In every law court in Italy, the words “La Giustizia e’ uguale per tutti’ appear emblazoned above the judges’ bench. But among inmates at Corradino Prisons (try calling it a ‘Correctional Facility’ and see what happens), the very notion of justice being ‘equal to all’ provokes at best a coarse laugh, at worst a reaction of anger and bitterness.
In recent weeks I have spoken to a number of persons ‘on the inside’ (to use prison jargon) as well as ‘on the outside’ - i.e., those who have already served their sentences, but still have one or two gripes about the system that landed them there in the first place.
Naturally, every single one of them claims to be either innocent, or undeserving of the harsh sentence they received. But regardless of their individual circumstances (one of the conditions for the interviews, all anonymous, was that we would not discuss the merits of their own cases), a remarkably consistent pattern of complaints begins to swim into view. Perhaps, having spent so much time together, they have honed their various complaints into a single homogenous argument; or perhaps the inconsistencies they all separately describe are indeed realities, plaguing the criminal justice system and undermining public faith in its operations... at least, among the very few in the know.

Justice deferred
Foremost among a never-ending list of complaints is the issue of cases being repeatedly deferred to a future date, without any explanation given.
One person currently serving a sentence at Corradino put it this way: “Imagine having waited months behind bars for your trial date to arrive. And then, after you’ve been kept waiting in the courtroom corridor like an animal for three hours, they come and tell you that the case has been deferred. And that’s it. No explanation whatsoever....”
The situation is particularly irksome to foreign nationals, who are rarely provided with interpreters and as a result often cannot follow the goings-on of their own trial. One such example was the case of Aweys Maani Khayre, recently acquitted on appeal after having spent over two years in preventive custody for importation of Khat (which was legal at the time of his arrest).
The duration of his imprisonment was attributable mainly to consistent deferrals, made doubly frustrating by the fact that proceedings unaccountably carried on in Maltese, despite his consistent demands for hearings in English (to which he had a Constitutional right).
Khayre is now suing the State for compensation over his unduly prolonged legal ordeal. ‘Insiders’ (again, to use the jargon) generally sympathise, although they do not consider his two-year waiting period to be particularly excessive... especially when some people have been waiting for the commencement of their trial for more than double that time, and still counting.

Bailing out
Excessive delays are often a sore point among defendants... but in some cases matters are greatly exacerbated by the regime currently in place for establishing bail. One inmate described the situation as follows:
“Bail is a big problem, because for many people the sum is fixed at an amount they can’t afford, and therefore they have to remain in prison regardless. I know one case who has been behind bars for four years, because he can’t afford bail which was set at €500...”
In some cases, the irony is further compounded by the fact that the cost of maintaining someone in prison often outweighs the ‘cost’ of the original offence.
“There are people currently in prison over a fine, which has been converted into a sentence to be ‘paid’ at a rate of €11.65 a day. But at the same time, the cost of keeping someone in prison, paid for by the State, amounts to €53 a day. Wouldn’t it make more sense to give these people work to do in the community, instead of a prison sentence?”
____________
▶ **JOB A**:
Check each statement against the prison article. Answer yes or no, and quote the deciding words of the text exactly.
(i) Aweys Maani Khayre spent over two years in preventive custody.
(ii) Keeping someone in prison costs the State €11.65 a day.
(iii) The interviews were conducted anonymously.

▶ **DATA EXCERPTS**:
____________
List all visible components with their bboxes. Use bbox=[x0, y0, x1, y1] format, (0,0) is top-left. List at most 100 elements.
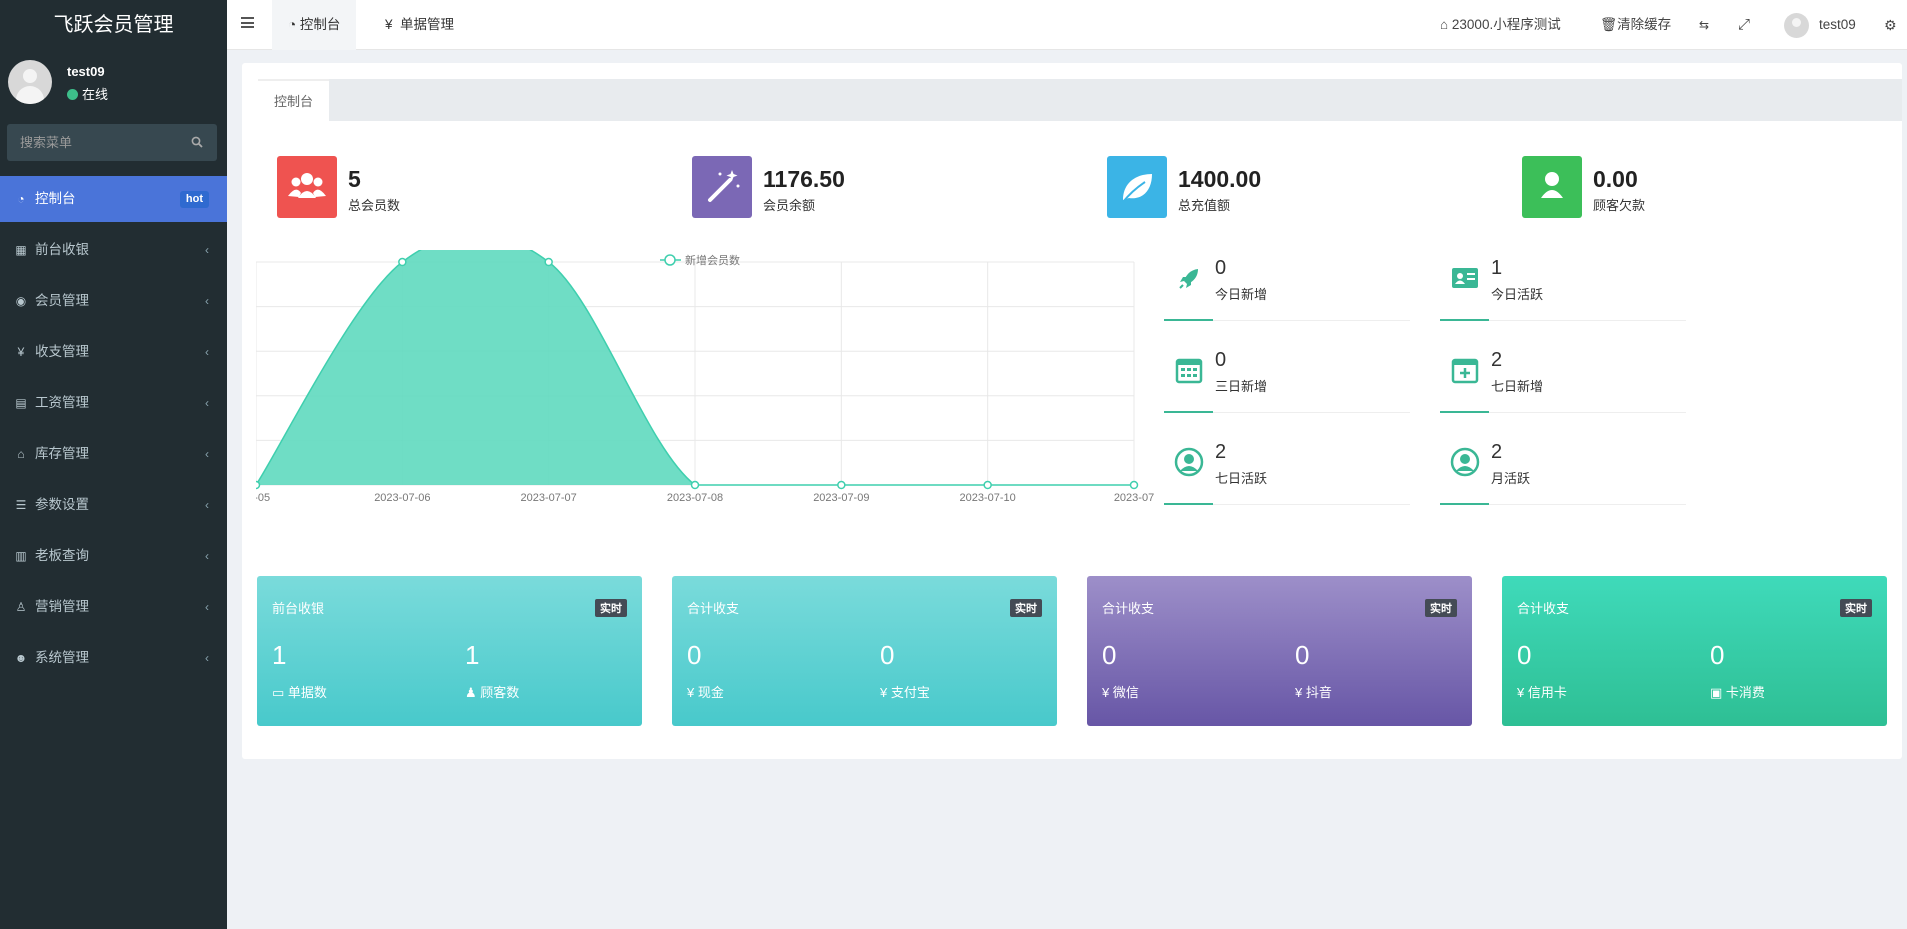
sidebar-item-dashboard[interactable]: ◔ 控制台 hot bbox=[0, 176, 227, 222]
mini-stat-today-new: 0 今日新增 bbox=[1164, 253, 1410, 321]
chevron-left-icon: ‹ bbox=[205, 600, 209, 614]
sidebar-item-label: 系统管理 bbox=[35, 650, 89, 665]
content-tabs: 控制台 bbox=[258, 79, 1902, 121]
card-value: 0 bbox=[1102, 640, 1117, 670]
stat-value: 5 bbox=[348, 166, 361, 192]
mini-stat-value: 2 bbox=[1491, 441, 1503, 463]
stat-label: 总充值额 bbox=[1178, 198, 1231, 213]
clear-cache-label: 清除缓存 bbox=[1617, 17, 1672, 32]
user-icon bbox=[1522, 156, 1582, 218]
search-icon[interactable] bbox=[191, 136, 203, 148]
card-title: 合计收支 bbox=[1517, 601, 1570, 616]
sidebar: 飞跃会员管理 test09 在线 ◔ 控制台 hot ▦ 前台收银 ‹ ◉ 会员管理 ‹ ¥… bbox=[0, 0, 227, 929]
legend-marker bbox=[664, 254, 676, 266]
realtime-badge: 实时 bbox=[1840, 599, 1872, 617]
chevron-left-icon: ‹ bbox=[205, 549, 209, 563]
translate-icon[interactable]: ⇆ bbox=[1699, 18, 1710, 32]
shop-link[interactable]: ⌂ 23000.小程序测试 bbox=[1440, 0, 1561, 50]
yen-icon: ¥ bbox=[17, 345, 25, 359]
settings-gear-icon[interactable]: ⚙ bbox=[1884, 17, 1897, 33]
sidebar-item-system[interactable]: ☻ 系统管理 ‹ bbox=[0, 635, 227, 686]
card-label: 顾客数 bbox=[480, 685, 520, 700]
card-income-credit: 合计收支 实时 0 ¥ 信用卡 0 ▣ 卡消费 bbox=[1502, 576, 1887, 726]
clear-cache-button[interactable]: 🗑清除缓存 bbox=[1600, 0, 1671, 50]
data-point bbox=[837, 480, 846, 490]
sidebar-item-label: 老板查询 bbox=[35, 548, 89, 563]
new-members-area-chart: 07-05 2023-07-06 2023-07-07 2023-07-08 2023-… bbox=[256, 250, 1154, 504]
card-value: 0 bbox=[1517, 640, 1532, 670]
tab-documents[interactable]: ¥ 单据管理 bbox=[369, 0, 470, 50]
sidebar-item-label: 库存管理 bbox=[35, 446, 89, 461]
content-tab-dashboard[interactable]: 控制台 bbox=[258, 79, 329, 121]
x-tick-label: 2023-07-08 bbox=[667, 492, 723, 504]
menu-toggle-icon[interactable] bbox=[241, 17, 254, 28]
card-label: ¥ 信用卡 bbox=[1517, 685, 1567, 700]
sidebar-item-inventory[interactable]: ⌂ 库存管理 ‹ bbox=[0, 431, 227, 482]
tab-dashboard[interactable]: ◔ 控制台 bbox=[272, 0, 357, 50]
sidebar-item-finance[interactable]: ¥ 收支管理 ‹ bbox=[0, 329, 227, 380]
card-label: ¥ 现金 bbox=[687, 685, 724, 700]
card-label: 单据数 bbox=[287, 685, 327, 700]
fullscreen-icon[interactable]: ⤢ bbox=[1738, 16, 1751, 33]
users-icon: ☻ bbox=[14, 651, 28, 665]
card-label: ¥ 微信 bbox=[1102, 685, 1139, 700]
mini-stat-value: 2 bbox=[1215, 441, 1227, 463]
mini-stat-value: 2 bbox=[1491, 349, 1503, 371]
online-dot-icon bbox=[67, 89, 78, 100]
home-icon: ⌂ bbox=[1440, 17, 1452, 32]
users-icon bbox=[277, 156, 337, 218]
id-card-icon bbox=[1452, 268, 1478, 288]
series-area bbox=[256, 250, 1134, 485]
data-point bbox=[1129, 480, 1139, 490]
navbar-username: test09 bbox=[1819, 17, 1856, 32]
user-menu[interactable]: test09 bbox=[1784, 0, 1856, 50]
sidebar-item-members[interactable]: ◉ 会员管理 ‹ bbox=[0, 278, 227, 329]
chevron-left-icon: ‹ bbox=[205, 294, 209, 308]
magic-wand-icon bbox=[692, 156, 752, 218]
sidebar-item-label: 控制台 bbox=[35, 191, 76, 206]
sidebar-search bbox=[7, 124, 217, 161]
card-title: 合计收支 bbox=[1102, 601, 1155, 616]
calendar-icon: ▭ bbox=[272, 685, 288, 700]
dashboard-icon: ◔ bbox=[288, 17, 300, 32]
sidebar-item-cashier[interactable]: ▦ 前台收银 ‹ bbox=[0, 227, 227, 278]
bank-icon: ⌂ bbox=[17, 447, 25, 461]
yen-icon: ¥ bbox=[385, 17, 401, 32]
dashboard-icon: ◔ bbox=[17, 192, 25, 206]
x-tick-label: 2023-07-10 bbox=[960, 492, 1016, 504]
chevron-left-icon: ‹ bbox=[205, 651, 209, 665]
tab-label: 控制台 bbox=[299, 17, 341, 32]
shop-name: 23000.小程序测试 bbox=[1451, 17, 1561, 32]
x-tick-label: 2023-07-07 bbox=[521, 492, 577, 504]
data-point bbox=[983, 480, 992, 490]
chevron-left-icon: ‹ bbox=[205, 345, 209, 359]
realtime-badge: 实时 bbox=[595, 599, 627, 617]
sidebar-item-settings[interactable]: ☰ 参数设置 ‹ bbox=[0, 482, 227, 533]
data-point bbox=[544, 257, 553, 267]
sidebar-item-marketing[interactable]: ♙ 营销管理 ‹ bbox=[0, 584, 227, 635]
series-line bbox=[256, 250, 1134, 486]
sidebar-item-label: 前台收银 bbox=[35, 242, 89, 257]
leaf-icon bbox=[1107, 156, 1167, 218]
stat-value: 0.00 bbox=[1593, 166, 1638, 192]
mini-stat-label: 七日活跃 bbox=[1215, 471, 1268, 486]
sidebar-item-boss-query[interactable]: ▥ 老板查询 ‹ bbox=[0, 533, 227, 584]
card-label: ¥ 支付宝 bbox=[880, 685, 930, 700]
mini-stat-today-active: 1 今日活跃 bbox=[1440, 253, 1686, 321]
rocket-icon bbox=[1179, 269, 1198, 289]
stat-label: 顾客欠款 bbox=[1593, 198, 1646, 213]
x-tick-label: 07-05 bbox=[256, 492, 270, 504]
card-income-cash: 合计收支 实时 0 ¥ 现金 0 ¥ 支付宝 bbox=[672, 576, 1057, 726]
mini-stat-value: 1 bbox=[1491, 257, 1503, 279]
search-input[interactable] bbox=[7, 124, 177, 161]
mini-stat-7day-new: 2 七日新增 bbox=[1440, 345, 1686, 413]
chevron-left-icon: ‹ bbox=[205, 243, 209, 257]
card-cashier: 前台收银 实时 1 ▭ 单据数 1 ♟ 顾客数 bbox=[257, 576, 642, 726]
sidebar-item-label: 会员管理 bbox=[35, 293, 89, 308]
mini-stat-label: 今日新增 bbox=[1215, 287, 1268, 302]
sidebar-item-salary[interactable]: ▤ 工资管理 ‹ bbox=[0, 380, 227, 431]
user-circle-icon bbox=[1174, 447, 1204, 477]
card-title: 前台收银 bbox=[272, 601, 325, 616]
stat-label: 会员余额 bbox=[763, 198, 816, 213]
list-icon: ☰ bbox=[15, 498, 27, 512]
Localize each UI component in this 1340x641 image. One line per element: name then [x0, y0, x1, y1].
____________
▶ **JOB B**: Arrange the entries between the lines holding "sidebar-item-dashboard[interactable]: ◔ 控制台" and "translate-icon[interactable]: ⇆ bbox=[1699, 18, 1710, 32]", inclusive, as a Markdown table with the columns No. and Entry. Number each row and leave out blank lines.

▶ **RESPONSE A**:
(i) Yes: "after having spent over two years in preventive custody"
(ii) No: "the cost of keeping someone in prison, paid for by the State, amounts to €53 a day"
(iii) Yes: "one of the conditions for the interviews, all anonymous, was that we would not discuss the merits of their own cases"

▶ **RESPONSE B**:
| No. | Entry |
|---|---|
| 1 | sidebar-item-dashboard[interactable]: ◔ 控制台 hot bbox=[0, 176, 227, 222] |
| 2 | mini-stat-today-new: 0 今日新增 bbox=[1164, 253, 1410, 321] |
| 3 | chevron-left-icon: ‹ bbox=[205, 600, 209, 614] |
| 4 | sidebar-item-label: 系统管理 bbox=[35, 650, 89, 665] |
| 5 | content-tabs: 控制台 bbox=[258, 79, 1902, 121] |
| 6 | card-value: 0 bbox=[1102, 640, 1117, 670] |
| 7 | stat-value: 5 bbox=[348, 166, 361, 192] |
| 8 | mini-stat-value: 2 bbox=[1491, 441, 1503, 463] |
| 9 | stat-label: 总充值额 bbox=[1178, 198, 1231, 213] |
| 10 | clear-cache-label: 清除缓存 bbox=[1617, 17, 1672, 32] |
| 11 | user-icon bbox=[1522, 156, 1582, 218] |
| 12 | search-icon[interactable] bbox=[191, 136, 203, 148] |
| 13 | card-title: 合计收支 bbox=[1517, 601, 1570, 616] |
| 14 | sidebar: 飞跃会员管理 test09 在线 ◔ 控制台 hot ▦ 前台收银 ‹ ◉ 会员管理 ‹ ¥… bbox=[0, 0, 227, 929] |
| 15 | legend-marker bbox=[664, 254, 676, 266] |
| 16 | realtime-badge: 实时 bbox=[1840, 599, 1872, 617] |
| 17 | chevron-left-icon: ‹ bbox=[205, 549, 209, 563] |
| 18 | translate-icon[interactable]: ⇆ bbox=[1699, 18, 1710, 32] |